* begin Provided records *

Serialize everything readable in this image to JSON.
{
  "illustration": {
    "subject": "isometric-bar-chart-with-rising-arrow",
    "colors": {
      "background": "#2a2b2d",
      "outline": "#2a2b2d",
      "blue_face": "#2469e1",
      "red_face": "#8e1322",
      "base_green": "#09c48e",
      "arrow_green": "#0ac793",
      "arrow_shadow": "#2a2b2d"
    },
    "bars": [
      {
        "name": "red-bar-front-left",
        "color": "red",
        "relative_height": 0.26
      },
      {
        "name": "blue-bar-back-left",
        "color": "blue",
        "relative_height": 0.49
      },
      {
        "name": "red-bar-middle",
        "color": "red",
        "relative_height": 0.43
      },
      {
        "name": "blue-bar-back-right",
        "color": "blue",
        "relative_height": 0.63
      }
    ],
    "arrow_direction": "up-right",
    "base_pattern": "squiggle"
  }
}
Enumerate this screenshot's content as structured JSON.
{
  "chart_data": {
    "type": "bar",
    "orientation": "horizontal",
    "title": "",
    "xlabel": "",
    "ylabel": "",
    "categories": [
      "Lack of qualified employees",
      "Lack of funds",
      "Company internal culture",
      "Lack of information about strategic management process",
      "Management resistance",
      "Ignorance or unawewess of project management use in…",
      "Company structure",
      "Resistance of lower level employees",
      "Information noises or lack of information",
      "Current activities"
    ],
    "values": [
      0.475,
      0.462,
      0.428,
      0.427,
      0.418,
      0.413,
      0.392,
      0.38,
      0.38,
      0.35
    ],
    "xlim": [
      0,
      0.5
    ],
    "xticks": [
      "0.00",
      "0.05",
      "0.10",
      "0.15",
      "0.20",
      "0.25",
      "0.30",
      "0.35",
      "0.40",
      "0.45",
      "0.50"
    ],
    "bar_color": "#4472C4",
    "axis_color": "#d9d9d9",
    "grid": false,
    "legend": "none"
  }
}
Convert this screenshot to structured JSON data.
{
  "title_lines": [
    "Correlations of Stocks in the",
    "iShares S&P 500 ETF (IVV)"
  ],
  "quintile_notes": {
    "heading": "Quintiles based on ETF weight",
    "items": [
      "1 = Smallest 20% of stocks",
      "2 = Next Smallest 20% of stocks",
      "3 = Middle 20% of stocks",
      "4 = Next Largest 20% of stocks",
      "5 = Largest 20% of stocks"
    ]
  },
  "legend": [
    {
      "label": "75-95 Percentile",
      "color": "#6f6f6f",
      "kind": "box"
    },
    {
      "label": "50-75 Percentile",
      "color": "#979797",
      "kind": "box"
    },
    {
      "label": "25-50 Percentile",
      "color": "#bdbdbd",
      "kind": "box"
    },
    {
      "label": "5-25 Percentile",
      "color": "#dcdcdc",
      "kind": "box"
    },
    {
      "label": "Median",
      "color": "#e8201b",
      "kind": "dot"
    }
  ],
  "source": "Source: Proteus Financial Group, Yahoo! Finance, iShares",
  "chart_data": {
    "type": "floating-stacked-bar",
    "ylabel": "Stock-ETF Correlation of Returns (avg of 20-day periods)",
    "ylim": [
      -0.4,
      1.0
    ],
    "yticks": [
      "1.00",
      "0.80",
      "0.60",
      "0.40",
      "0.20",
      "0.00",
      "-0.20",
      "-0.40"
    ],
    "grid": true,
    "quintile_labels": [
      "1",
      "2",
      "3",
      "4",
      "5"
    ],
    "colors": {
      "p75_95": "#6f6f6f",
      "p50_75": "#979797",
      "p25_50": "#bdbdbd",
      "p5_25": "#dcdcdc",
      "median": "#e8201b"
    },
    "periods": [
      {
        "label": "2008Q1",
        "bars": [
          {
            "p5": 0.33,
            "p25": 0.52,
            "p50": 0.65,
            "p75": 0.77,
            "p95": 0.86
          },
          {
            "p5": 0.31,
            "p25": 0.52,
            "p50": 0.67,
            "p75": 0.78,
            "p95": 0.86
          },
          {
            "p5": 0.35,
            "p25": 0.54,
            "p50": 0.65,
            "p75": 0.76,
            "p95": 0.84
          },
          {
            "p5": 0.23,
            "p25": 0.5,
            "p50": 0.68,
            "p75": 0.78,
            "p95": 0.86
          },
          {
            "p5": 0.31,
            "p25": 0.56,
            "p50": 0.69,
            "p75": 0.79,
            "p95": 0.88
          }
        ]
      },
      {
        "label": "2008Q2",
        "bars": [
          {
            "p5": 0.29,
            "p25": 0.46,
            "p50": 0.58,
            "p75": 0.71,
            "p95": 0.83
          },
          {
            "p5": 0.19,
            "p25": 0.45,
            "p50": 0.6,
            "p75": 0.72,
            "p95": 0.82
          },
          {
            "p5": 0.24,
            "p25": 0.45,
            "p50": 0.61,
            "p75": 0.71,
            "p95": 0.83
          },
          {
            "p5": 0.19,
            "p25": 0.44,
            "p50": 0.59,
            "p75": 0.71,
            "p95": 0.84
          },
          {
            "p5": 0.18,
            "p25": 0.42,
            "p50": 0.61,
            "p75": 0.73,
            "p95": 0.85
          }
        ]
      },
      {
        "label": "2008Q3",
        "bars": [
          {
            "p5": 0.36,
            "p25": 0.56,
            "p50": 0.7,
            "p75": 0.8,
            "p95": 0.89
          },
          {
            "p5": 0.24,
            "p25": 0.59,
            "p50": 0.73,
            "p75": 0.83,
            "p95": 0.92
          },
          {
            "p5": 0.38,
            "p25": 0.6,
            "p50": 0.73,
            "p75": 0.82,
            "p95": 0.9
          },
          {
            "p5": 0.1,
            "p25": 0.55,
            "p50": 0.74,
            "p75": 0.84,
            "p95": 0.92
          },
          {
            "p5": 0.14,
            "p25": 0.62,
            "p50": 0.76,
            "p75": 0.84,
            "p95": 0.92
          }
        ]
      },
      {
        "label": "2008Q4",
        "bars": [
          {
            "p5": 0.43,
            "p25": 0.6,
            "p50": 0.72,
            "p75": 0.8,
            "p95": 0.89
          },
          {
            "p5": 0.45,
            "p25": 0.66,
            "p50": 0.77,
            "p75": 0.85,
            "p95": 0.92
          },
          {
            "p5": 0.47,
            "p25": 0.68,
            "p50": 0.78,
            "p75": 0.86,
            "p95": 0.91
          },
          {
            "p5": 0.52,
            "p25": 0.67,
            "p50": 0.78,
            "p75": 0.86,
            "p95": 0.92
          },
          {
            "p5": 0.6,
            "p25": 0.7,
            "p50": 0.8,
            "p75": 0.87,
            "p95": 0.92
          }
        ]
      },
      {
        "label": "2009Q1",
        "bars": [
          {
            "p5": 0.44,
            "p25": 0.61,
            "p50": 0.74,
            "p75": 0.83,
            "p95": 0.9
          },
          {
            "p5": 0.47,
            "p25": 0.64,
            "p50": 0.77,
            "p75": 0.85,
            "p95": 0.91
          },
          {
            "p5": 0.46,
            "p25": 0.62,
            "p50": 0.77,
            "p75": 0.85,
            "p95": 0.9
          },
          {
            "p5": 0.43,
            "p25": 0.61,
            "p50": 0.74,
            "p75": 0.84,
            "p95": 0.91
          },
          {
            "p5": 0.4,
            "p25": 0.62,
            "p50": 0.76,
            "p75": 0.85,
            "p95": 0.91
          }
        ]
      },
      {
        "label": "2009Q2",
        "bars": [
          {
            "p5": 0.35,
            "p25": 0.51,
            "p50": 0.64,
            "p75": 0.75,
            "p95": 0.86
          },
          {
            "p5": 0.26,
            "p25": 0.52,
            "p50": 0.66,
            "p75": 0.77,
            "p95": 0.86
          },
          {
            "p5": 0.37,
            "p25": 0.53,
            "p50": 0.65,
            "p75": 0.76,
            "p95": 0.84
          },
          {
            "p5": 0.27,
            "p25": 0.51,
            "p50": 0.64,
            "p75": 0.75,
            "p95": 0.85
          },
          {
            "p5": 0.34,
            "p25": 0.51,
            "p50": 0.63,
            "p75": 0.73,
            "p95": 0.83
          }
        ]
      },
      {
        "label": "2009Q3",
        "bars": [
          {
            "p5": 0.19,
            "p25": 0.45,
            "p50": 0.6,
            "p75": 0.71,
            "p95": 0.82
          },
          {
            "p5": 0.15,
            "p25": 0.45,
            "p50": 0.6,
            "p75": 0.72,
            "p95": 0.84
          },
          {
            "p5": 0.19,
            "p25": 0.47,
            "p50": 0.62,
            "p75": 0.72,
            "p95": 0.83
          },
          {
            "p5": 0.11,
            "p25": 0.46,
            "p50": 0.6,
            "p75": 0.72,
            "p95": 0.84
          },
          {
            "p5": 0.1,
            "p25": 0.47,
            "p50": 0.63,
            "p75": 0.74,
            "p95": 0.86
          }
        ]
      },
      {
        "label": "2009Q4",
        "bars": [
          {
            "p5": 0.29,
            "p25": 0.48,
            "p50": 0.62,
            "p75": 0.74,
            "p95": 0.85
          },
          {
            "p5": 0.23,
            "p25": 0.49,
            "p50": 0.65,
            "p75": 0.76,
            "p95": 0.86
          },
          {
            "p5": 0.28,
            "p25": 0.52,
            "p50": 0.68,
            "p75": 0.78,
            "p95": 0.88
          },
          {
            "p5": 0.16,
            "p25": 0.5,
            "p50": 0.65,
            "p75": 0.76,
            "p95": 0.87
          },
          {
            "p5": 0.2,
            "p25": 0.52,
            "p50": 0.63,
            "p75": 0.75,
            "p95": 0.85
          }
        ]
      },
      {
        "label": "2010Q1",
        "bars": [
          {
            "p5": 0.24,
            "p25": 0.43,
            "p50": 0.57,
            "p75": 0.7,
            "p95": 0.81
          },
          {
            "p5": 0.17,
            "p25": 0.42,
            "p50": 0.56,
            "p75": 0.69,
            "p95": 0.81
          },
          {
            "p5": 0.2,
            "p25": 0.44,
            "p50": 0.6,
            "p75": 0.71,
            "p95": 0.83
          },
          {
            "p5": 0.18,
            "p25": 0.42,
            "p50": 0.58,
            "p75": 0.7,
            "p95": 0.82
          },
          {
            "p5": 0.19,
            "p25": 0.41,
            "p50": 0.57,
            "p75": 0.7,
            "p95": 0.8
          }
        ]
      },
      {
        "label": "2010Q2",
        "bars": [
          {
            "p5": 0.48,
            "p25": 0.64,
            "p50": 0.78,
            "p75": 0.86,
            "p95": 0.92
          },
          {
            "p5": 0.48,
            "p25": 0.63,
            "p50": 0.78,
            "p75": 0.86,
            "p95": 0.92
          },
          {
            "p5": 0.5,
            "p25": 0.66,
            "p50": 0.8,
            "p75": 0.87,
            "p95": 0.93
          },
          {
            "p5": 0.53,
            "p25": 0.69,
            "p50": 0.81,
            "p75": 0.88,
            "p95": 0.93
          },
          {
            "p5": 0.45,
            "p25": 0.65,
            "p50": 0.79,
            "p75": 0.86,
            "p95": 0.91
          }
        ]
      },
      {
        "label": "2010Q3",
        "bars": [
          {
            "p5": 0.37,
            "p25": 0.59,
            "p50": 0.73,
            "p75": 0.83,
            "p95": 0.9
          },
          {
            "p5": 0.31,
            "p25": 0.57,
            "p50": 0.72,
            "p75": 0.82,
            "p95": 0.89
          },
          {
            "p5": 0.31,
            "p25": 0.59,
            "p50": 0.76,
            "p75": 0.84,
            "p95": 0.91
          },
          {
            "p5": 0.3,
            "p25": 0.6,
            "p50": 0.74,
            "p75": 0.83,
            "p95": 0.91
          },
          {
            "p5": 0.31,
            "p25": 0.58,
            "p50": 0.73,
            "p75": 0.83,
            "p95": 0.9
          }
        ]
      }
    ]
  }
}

* end Provided records *

(Directive)
In the entries above, find each line with the string "Percentile" and copy it.

(Answer to this task)
      "label": "75-95 Percentile",
      "label": "50-75 Percentile",
      "label": "25-50 Percentile",
      "label": "5-25 Percentile",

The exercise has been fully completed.